** START **

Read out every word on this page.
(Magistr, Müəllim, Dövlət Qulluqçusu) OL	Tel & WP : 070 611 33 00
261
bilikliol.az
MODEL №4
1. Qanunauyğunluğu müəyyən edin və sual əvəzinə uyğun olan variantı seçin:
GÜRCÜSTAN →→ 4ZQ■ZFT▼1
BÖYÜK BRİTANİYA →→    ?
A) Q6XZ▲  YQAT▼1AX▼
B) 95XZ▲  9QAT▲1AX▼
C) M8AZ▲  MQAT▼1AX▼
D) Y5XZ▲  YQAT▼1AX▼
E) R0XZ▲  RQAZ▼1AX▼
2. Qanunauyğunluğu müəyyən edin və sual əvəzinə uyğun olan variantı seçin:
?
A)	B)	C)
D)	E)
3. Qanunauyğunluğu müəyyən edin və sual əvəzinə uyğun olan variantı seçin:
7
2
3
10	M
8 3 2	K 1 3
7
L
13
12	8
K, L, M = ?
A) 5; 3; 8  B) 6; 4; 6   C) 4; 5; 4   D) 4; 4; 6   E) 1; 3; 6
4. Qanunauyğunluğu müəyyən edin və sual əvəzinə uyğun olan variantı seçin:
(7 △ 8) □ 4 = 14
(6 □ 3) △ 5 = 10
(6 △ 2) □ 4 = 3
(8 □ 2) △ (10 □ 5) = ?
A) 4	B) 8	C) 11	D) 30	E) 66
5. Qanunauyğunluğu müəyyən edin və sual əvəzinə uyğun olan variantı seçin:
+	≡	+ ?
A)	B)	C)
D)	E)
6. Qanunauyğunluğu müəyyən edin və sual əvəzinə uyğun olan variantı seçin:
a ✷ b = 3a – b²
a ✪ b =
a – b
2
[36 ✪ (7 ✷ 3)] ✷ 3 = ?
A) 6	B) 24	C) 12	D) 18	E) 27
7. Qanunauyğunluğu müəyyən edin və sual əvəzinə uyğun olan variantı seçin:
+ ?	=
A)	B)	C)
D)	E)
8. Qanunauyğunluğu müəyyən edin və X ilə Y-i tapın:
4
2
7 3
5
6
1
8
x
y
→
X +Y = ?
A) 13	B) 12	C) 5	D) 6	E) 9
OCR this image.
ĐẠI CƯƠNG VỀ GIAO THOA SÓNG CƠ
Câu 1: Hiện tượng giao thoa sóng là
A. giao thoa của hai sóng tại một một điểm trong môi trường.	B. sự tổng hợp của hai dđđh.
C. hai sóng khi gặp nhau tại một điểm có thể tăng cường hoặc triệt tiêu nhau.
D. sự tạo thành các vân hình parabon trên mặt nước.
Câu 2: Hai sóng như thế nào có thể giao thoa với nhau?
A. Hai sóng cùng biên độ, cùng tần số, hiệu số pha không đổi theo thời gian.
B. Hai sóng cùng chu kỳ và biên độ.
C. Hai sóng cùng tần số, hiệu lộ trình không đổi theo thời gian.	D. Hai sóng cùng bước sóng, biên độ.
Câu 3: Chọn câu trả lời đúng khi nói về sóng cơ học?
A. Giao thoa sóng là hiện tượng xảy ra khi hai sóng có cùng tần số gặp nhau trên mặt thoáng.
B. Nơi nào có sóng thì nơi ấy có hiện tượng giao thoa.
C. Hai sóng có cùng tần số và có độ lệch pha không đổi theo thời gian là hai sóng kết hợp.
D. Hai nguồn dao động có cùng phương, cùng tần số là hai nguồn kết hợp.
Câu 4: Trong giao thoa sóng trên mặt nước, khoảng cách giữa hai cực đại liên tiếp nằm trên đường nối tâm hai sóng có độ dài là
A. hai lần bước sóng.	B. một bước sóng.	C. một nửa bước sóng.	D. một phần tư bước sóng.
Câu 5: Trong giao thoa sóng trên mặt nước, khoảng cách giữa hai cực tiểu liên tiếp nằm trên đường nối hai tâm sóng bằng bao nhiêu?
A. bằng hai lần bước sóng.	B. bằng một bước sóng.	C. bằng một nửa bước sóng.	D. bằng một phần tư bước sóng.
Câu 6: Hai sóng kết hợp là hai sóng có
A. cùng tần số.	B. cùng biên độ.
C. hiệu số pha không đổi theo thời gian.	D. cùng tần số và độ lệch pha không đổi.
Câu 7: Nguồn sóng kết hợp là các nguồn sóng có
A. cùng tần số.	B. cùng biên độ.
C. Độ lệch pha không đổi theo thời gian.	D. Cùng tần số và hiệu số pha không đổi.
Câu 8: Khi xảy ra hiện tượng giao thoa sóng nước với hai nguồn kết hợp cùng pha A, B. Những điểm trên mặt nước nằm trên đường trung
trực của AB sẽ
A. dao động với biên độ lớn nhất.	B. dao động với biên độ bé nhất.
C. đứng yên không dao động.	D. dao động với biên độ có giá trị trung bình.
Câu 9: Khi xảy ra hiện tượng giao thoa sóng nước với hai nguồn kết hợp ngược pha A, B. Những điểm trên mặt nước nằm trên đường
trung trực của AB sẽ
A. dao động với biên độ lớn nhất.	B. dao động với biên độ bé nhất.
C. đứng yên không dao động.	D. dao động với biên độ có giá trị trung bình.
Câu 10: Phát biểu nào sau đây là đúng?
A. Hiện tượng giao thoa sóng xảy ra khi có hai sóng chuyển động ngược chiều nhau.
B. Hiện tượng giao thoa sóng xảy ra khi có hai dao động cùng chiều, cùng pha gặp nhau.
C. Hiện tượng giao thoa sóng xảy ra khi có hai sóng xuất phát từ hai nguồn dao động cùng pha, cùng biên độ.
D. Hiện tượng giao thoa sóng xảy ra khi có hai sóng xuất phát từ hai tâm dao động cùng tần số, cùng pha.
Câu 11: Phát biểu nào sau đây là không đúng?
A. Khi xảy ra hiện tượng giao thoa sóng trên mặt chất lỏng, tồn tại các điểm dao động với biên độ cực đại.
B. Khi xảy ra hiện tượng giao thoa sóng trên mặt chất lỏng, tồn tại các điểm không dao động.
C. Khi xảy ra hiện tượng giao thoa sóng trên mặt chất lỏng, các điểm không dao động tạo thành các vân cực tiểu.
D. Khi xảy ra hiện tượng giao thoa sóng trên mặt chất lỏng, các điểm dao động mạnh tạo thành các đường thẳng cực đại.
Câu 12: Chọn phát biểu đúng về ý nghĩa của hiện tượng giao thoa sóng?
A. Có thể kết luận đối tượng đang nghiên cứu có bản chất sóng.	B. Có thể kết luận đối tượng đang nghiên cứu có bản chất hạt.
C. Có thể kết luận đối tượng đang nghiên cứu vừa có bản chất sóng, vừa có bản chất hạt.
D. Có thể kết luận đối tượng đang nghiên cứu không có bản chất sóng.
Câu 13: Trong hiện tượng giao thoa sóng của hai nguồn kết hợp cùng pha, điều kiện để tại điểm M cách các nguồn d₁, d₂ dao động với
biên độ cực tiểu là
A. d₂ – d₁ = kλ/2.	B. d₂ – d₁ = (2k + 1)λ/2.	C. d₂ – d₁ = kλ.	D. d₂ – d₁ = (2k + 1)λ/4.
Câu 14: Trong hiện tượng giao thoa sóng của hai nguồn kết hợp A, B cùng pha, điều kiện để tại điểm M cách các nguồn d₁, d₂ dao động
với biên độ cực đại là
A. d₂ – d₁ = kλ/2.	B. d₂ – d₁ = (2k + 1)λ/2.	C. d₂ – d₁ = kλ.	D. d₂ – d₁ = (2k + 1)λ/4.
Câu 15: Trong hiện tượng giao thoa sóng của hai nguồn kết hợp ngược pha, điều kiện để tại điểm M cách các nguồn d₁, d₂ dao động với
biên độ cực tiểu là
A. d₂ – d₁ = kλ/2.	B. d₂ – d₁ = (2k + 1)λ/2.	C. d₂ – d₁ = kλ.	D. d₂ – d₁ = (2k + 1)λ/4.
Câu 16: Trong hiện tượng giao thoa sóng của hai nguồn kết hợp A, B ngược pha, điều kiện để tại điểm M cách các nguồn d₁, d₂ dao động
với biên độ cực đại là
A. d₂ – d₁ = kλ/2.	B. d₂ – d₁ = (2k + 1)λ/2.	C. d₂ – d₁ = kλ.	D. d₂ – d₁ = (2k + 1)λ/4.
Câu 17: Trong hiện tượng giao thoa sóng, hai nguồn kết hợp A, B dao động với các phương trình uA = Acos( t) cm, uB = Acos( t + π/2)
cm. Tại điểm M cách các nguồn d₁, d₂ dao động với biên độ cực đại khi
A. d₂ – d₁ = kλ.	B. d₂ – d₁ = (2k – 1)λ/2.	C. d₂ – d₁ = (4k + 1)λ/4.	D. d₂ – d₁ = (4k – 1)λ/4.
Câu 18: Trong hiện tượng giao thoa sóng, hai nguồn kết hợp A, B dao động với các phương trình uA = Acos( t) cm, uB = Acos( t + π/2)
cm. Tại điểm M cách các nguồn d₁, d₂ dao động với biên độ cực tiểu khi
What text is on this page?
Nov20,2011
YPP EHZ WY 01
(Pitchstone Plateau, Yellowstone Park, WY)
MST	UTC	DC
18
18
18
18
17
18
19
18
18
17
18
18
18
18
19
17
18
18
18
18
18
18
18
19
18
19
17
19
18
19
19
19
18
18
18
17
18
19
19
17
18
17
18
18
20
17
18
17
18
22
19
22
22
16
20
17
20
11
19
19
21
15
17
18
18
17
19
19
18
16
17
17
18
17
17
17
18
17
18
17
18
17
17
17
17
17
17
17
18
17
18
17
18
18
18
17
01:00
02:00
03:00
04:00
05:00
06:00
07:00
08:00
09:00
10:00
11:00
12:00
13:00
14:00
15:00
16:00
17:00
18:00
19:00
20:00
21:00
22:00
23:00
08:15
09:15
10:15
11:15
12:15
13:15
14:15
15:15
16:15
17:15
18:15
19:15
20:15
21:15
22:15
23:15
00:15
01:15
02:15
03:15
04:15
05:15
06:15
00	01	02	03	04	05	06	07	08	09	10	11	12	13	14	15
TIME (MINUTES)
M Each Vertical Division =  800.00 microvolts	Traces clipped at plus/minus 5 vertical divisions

** END **

- Exercise -
Copy out each line of the data where the string "lệch" appears.

- Task response -
C. Hai sóng có cùng tần số và có độ lệch pha không đổi theo thời gian là hai sóng kết hợp.
C. hiệu số pha không đổi theo thời gian.	D. cùng tần số và độ lệch pha không đổi.
C. Độ lệch pha không đổi theo thời gian.	D. Cùng tần số và hiệu số pha không đổi.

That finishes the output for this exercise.